DIRECTIONS
Tally the lines of the data that include the word "cloudy" and state the total, nothing else.

SUPPLIED MATERIAL
* START *
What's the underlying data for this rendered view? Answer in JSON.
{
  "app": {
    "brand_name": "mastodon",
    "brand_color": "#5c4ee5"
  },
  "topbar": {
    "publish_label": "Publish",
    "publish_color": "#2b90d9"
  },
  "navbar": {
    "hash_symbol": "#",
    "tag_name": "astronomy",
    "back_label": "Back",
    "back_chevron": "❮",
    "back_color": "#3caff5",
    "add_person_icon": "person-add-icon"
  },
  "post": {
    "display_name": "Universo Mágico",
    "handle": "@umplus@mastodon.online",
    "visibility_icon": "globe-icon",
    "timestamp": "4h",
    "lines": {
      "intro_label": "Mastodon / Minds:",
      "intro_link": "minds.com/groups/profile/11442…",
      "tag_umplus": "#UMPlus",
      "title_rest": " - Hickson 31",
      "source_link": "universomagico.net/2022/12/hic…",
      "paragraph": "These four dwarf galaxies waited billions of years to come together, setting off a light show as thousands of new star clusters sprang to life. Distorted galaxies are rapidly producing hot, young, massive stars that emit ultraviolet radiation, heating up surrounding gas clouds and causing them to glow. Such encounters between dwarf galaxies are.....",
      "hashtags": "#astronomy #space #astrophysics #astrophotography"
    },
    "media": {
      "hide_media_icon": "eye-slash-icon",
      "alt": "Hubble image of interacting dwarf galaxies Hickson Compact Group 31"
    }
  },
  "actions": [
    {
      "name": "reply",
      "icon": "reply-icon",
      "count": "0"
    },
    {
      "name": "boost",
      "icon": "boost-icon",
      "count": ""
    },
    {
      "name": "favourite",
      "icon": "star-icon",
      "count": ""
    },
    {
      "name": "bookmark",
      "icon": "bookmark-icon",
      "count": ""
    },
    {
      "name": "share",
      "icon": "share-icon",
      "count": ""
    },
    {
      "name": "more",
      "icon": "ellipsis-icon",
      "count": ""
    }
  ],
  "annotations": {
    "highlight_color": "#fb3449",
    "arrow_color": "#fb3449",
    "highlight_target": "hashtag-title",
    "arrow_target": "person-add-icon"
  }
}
* END *
* START *
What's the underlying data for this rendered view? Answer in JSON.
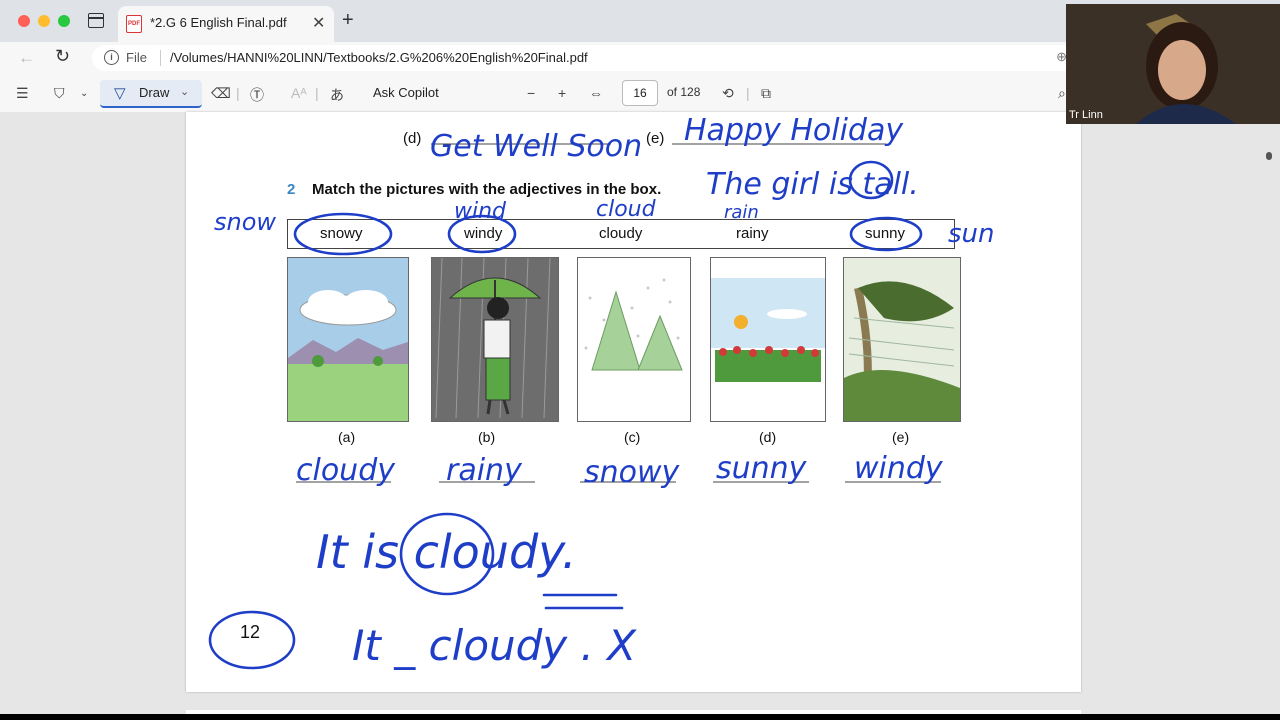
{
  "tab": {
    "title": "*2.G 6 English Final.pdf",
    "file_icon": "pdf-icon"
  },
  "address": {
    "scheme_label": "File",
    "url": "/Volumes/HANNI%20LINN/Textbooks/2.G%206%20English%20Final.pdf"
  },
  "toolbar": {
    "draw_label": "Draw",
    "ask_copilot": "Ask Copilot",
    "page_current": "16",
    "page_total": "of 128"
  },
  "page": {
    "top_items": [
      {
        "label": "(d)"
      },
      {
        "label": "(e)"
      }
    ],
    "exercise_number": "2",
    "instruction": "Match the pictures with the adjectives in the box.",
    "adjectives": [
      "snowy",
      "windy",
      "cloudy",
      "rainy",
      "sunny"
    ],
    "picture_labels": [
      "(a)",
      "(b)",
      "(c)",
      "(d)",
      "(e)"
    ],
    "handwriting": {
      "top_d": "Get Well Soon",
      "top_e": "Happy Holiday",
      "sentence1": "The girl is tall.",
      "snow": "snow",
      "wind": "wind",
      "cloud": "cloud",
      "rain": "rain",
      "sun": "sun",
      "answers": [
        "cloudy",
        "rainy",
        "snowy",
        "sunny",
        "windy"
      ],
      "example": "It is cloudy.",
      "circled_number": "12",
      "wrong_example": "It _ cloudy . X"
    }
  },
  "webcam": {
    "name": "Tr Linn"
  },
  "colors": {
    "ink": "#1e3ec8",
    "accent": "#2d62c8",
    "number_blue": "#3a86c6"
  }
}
* END *
* START *
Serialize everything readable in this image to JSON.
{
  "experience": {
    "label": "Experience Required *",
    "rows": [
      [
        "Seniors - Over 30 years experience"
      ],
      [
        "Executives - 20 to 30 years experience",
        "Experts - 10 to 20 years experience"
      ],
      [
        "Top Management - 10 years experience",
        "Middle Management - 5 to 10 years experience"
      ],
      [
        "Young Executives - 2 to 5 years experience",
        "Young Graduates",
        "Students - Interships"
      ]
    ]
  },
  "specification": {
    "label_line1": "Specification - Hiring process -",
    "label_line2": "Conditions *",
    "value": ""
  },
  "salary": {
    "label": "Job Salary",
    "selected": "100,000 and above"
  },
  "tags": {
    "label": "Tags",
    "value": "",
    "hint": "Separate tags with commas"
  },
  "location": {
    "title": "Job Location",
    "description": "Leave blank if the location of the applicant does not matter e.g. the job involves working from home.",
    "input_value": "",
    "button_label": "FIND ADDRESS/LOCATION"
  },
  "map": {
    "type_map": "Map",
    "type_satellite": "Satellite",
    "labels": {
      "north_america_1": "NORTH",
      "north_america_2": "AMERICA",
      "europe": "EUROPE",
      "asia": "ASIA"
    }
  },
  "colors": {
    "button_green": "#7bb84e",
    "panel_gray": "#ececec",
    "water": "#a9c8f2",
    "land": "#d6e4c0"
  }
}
* END *
FINAL RESULT
4